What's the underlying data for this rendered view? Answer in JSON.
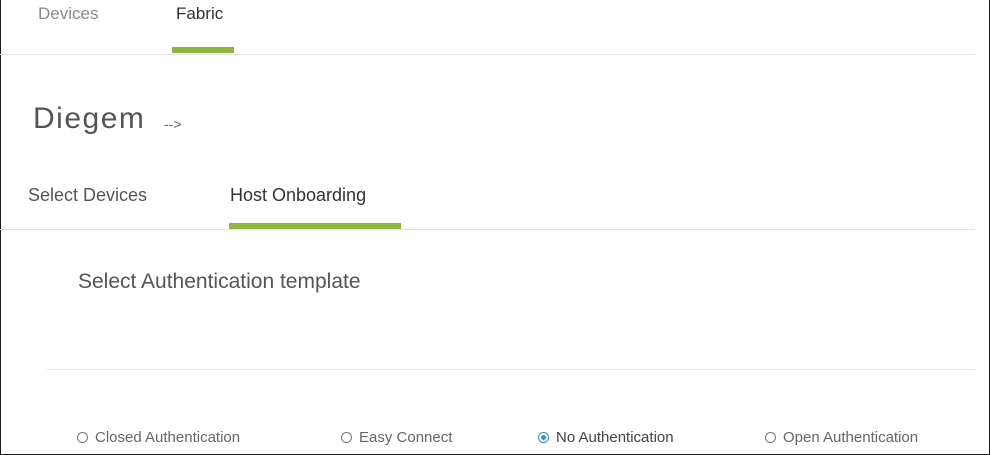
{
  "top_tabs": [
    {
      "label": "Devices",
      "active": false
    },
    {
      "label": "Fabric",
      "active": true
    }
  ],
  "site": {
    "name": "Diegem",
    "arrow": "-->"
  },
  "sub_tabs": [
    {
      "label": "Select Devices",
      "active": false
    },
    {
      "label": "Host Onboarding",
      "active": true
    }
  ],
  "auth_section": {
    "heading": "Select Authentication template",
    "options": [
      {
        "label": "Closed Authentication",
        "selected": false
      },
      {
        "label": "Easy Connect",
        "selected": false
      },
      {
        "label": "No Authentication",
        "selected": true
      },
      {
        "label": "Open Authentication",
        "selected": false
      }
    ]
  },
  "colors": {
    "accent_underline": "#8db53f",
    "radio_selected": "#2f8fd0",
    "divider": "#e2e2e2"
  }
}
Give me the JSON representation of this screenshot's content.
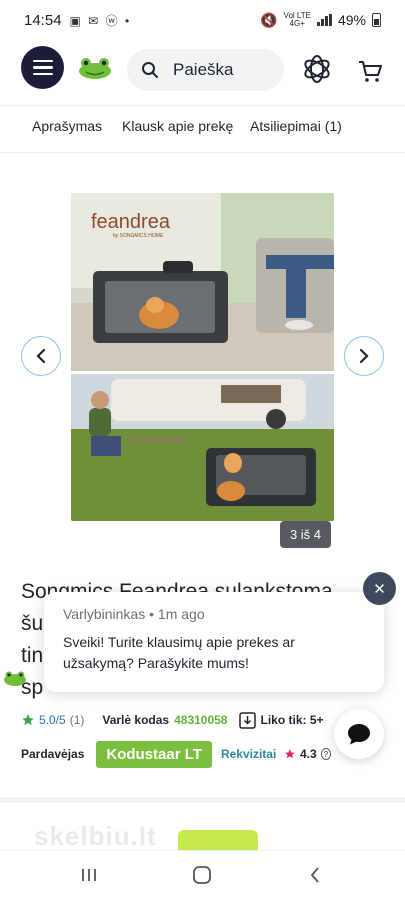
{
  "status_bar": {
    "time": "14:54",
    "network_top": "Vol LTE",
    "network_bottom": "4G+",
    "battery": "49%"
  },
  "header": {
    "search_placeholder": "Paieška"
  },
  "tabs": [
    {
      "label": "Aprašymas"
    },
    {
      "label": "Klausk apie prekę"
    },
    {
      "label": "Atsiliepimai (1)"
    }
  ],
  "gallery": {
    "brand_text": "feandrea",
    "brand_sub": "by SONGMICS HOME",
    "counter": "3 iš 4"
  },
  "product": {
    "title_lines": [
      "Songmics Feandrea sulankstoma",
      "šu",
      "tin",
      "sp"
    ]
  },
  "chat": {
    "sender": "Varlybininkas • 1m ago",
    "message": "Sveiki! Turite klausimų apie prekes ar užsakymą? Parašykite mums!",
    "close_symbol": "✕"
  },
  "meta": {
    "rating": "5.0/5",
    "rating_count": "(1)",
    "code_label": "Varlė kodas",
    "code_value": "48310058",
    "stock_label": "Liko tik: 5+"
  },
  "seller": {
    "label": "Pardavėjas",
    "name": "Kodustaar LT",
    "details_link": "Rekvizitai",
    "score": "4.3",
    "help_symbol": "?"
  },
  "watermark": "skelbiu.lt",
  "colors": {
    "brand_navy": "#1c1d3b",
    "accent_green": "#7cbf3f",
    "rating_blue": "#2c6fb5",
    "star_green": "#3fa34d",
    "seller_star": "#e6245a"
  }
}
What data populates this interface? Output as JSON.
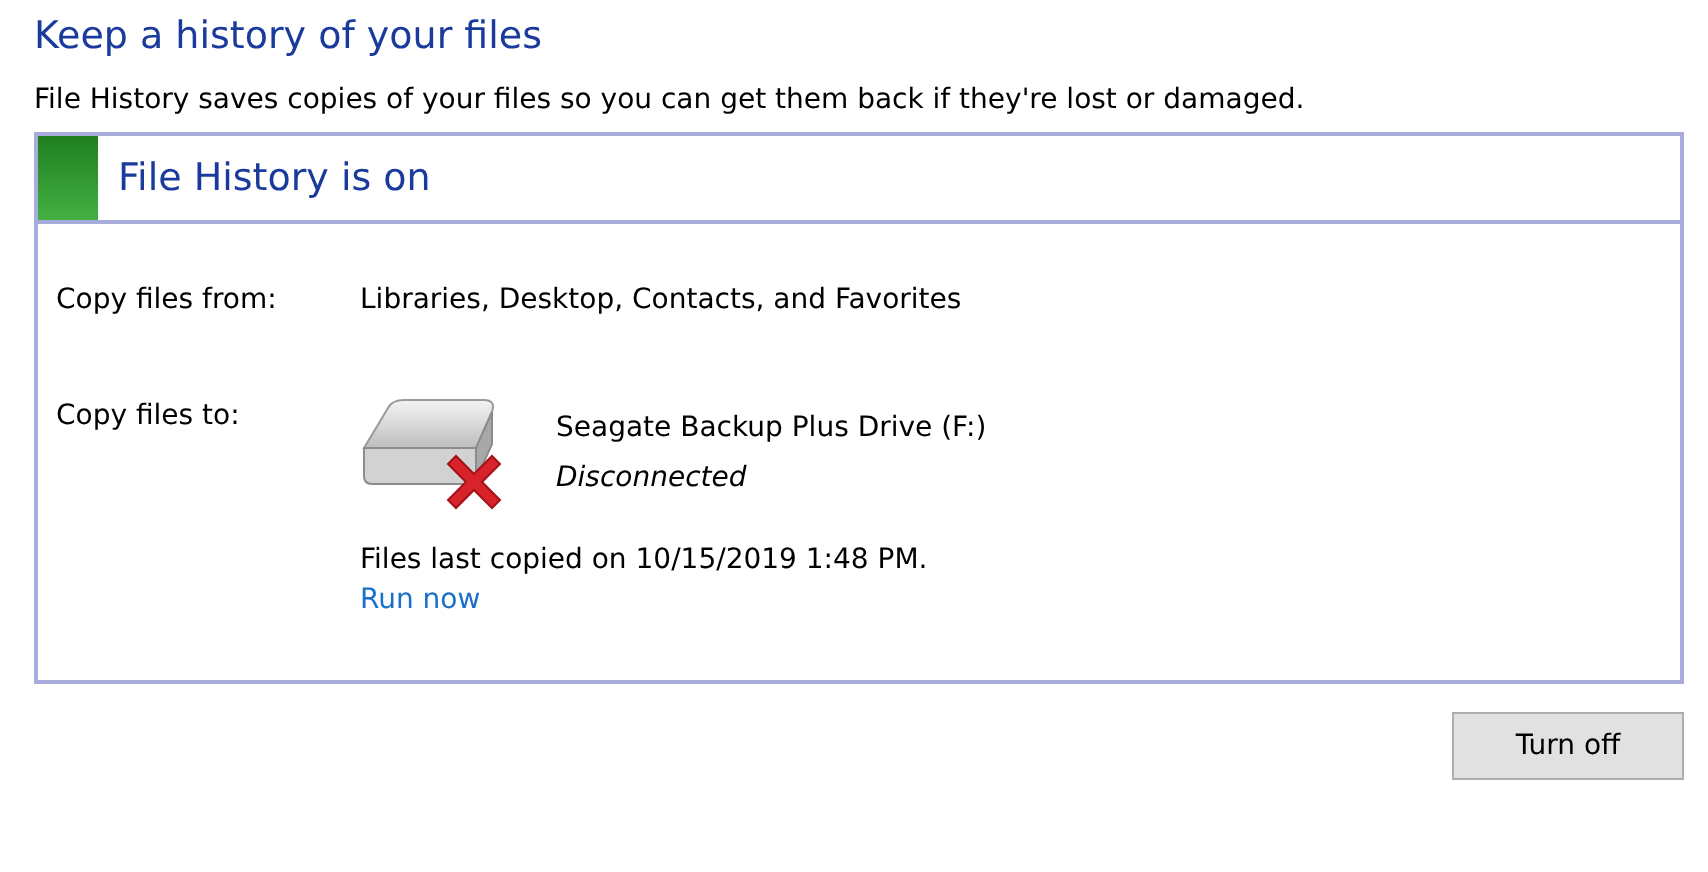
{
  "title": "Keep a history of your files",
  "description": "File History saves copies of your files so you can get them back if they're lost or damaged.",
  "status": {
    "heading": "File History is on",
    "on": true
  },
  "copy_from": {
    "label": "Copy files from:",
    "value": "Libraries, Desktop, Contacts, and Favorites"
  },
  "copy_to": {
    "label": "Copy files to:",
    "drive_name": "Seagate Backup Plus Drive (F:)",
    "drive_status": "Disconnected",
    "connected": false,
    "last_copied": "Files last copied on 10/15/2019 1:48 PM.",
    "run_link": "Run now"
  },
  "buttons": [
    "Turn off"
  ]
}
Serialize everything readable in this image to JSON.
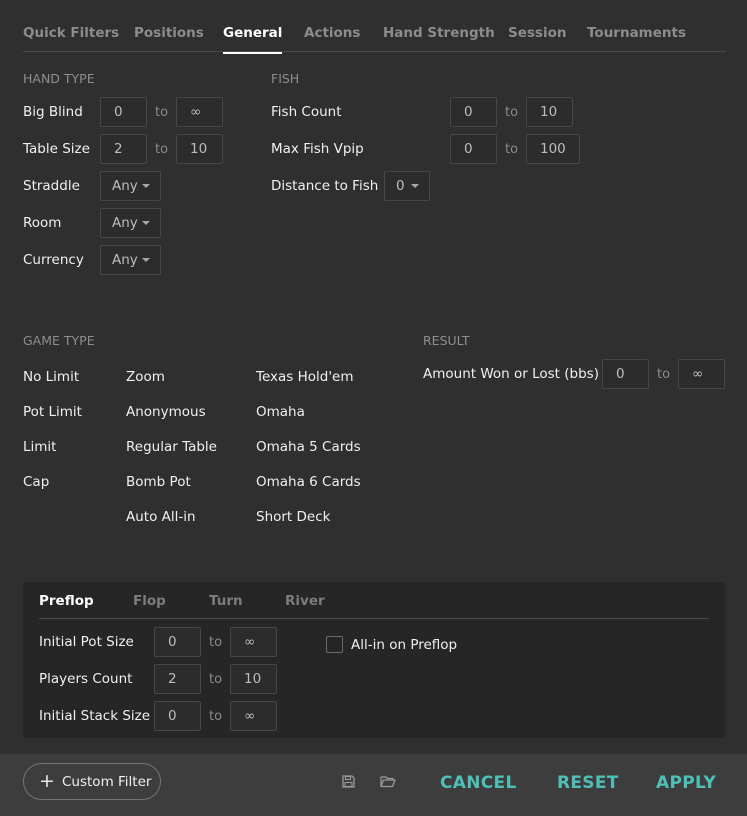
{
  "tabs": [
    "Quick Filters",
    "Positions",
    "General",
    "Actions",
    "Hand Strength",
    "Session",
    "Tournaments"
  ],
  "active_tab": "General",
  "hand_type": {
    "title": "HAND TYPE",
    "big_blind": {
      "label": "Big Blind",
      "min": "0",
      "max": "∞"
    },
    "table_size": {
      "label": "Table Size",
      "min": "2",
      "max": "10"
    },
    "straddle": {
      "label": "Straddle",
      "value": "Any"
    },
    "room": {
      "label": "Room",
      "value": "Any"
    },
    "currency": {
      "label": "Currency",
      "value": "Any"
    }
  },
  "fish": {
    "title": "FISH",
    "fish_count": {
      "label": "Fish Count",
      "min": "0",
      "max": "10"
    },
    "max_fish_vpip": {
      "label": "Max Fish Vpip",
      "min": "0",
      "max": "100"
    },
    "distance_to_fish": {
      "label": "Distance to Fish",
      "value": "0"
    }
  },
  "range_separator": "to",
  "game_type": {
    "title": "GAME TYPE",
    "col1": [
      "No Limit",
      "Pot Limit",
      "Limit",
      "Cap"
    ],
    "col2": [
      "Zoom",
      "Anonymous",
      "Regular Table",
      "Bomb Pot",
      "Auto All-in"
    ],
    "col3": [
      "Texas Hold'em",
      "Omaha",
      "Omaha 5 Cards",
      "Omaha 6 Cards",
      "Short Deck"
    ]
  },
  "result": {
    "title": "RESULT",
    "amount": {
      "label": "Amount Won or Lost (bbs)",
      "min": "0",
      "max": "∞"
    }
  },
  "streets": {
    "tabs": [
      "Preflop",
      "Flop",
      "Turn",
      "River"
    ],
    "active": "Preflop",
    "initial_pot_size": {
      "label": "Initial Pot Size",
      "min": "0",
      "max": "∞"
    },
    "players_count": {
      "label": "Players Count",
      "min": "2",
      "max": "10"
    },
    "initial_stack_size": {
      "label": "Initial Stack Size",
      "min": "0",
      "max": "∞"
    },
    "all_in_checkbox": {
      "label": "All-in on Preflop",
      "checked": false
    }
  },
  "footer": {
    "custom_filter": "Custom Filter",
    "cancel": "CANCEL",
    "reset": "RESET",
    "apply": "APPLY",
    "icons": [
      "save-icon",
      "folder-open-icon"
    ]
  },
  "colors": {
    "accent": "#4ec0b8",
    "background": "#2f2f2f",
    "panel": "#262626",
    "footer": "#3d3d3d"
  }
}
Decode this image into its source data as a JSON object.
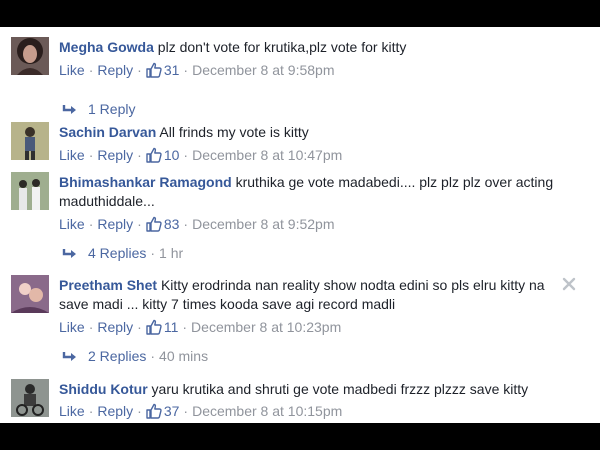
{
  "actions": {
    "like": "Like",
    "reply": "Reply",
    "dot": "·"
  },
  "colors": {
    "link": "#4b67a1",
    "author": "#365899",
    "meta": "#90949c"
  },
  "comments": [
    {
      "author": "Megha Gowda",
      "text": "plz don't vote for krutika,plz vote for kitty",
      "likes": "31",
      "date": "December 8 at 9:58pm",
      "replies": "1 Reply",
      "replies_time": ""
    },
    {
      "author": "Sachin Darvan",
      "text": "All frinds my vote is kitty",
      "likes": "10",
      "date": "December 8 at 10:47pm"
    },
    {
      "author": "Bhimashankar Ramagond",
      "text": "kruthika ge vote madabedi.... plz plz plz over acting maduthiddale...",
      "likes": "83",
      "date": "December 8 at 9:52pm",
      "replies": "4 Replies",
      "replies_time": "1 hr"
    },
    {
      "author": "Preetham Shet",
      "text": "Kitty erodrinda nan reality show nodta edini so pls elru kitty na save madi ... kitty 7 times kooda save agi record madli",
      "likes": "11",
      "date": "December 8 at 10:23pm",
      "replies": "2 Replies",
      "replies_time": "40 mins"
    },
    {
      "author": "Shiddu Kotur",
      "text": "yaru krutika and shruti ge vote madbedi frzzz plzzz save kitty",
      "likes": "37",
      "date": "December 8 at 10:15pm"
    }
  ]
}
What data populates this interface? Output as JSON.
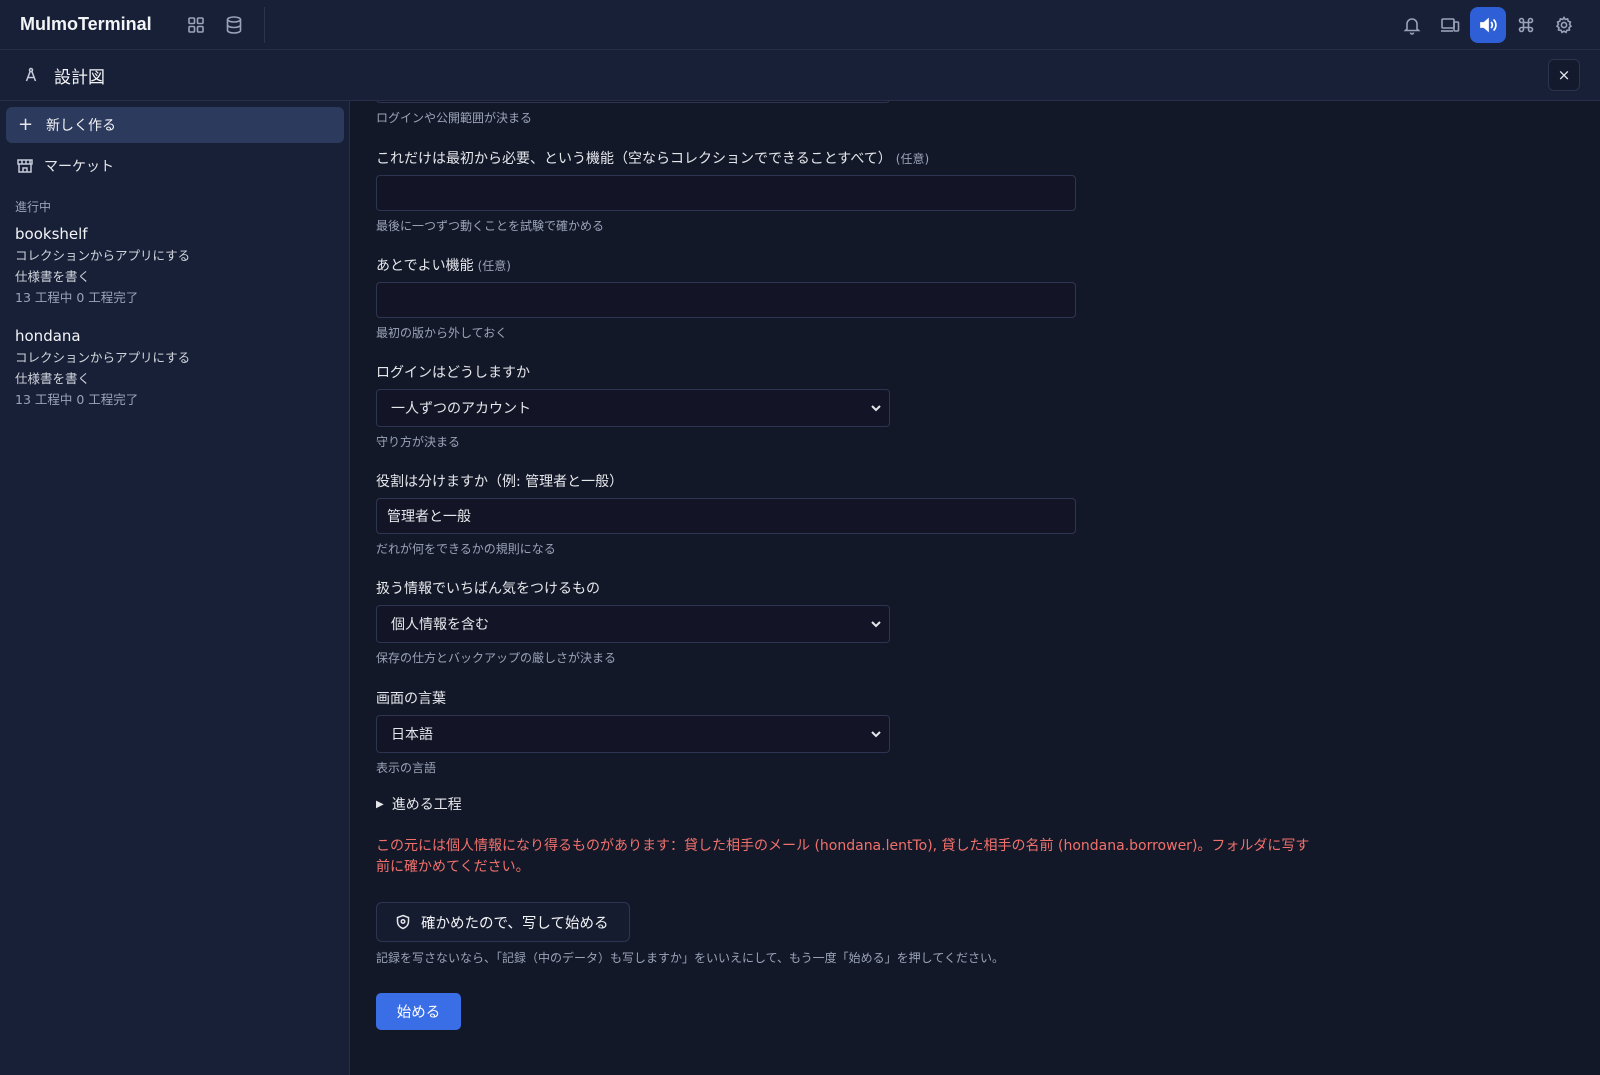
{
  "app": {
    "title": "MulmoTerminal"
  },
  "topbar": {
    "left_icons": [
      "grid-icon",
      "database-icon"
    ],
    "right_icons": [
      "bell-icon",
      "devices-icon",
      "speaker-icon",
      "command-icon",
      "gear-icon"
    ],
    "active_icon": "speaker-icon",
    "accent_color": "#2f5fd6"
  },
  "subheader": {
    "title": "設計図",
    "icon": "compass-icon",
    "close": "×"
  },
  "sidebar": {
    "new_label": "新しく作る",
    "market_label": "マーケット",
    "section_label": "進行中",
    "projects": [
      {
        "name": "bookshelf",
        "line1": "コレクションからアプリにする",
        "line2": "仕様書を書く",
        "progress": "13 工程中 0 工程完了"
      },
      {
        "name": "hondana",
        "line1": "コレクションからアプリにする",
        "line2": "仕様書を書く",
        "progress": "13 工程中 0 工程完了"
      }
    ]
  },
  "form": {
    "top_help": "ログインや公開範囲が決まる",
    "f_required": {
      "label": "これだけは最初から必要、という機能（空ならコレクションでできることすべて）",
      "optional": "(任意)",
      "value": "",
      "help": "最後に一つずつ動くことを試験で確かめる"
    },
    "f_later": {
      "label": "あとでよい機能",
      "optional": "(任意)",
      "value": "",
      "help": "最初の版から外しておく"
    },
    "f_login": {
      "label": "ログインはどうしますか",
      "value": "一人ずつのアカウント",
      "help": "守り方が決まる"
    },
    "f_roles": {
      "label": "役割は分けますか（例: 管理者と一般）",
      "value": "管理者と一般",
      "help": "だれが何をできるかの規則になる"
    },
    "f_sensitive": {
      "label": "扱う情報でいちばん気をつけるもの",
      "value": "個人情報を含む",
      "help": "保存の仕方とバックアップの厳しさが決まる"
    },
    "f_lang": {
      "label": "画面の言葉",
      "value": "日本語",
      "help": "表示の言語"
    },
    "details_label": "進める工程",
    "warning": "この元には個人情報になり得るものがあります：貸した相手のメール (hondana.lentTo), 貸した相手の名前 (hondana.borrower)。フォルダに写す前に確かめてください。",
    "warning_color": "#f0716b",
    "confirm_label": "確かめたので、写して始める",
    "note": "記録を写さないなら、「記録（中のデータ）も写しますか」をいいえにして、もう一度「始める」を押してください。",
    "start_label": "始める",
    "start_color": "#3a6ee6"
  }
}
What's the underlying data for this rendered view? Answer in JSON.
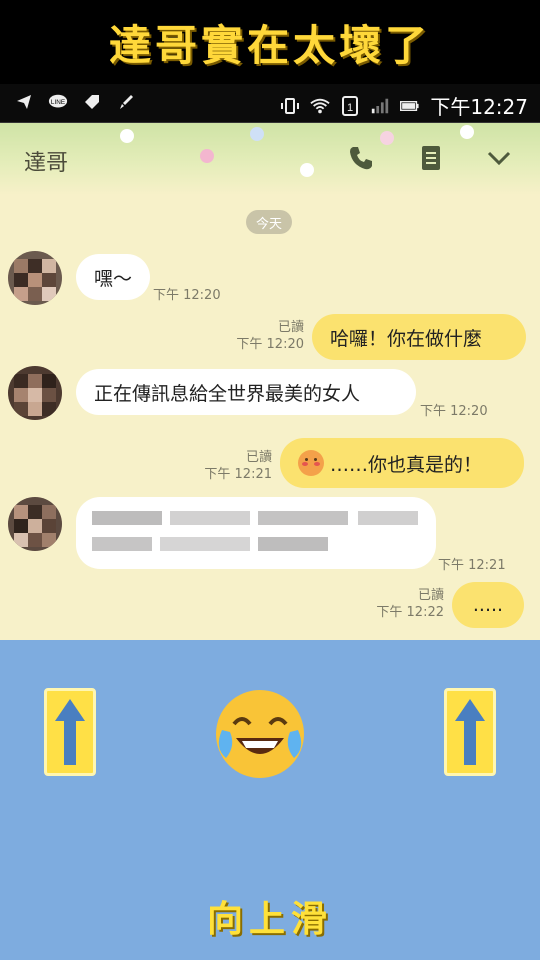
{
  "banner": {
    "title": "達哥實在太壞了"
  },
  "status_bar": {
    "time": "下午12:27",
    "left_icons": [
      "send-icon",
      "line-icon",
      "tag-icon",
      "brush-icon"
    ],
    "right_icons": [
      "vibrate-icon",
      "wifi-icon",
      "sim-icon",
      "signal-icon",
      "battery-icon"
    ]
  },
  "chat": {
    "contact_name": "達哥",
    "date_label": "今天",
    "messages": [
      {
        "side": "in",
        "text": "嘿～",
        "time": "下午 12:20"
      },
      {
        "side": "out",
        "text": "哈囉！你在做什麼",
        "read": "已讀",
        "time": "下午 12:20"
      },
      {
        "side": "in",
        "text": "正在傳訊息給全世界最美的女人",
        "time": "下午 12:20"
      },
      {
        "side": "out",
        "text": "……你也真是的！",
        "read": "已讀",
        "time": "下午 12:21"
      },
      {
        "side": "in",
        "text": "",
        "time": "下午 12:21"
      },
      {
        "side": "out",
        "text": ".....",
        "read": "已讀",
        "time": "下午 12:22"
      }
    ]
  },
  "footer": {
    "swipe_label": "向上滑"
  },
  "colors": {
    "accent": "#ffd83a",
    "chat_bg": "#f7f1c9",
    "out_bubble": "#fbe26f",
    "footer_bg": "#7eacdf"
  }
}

......

| SHORT TASK |
Pick out every line with the string "JSON" and copy it.

| OUTPUT OF THE EXERCISE |
What's the underlying data for this rendered view? Answer in JSON.
Give me the JSON representation of this screenshot's content.
What data populates this interface? Output as JSON.
Serialize everything readable in this image to JSON.
Decode this image into its source data as a JSON object.
What data populates this interface? Output as JSON.
What's the underlying data for this rendered view? Answer in JSON.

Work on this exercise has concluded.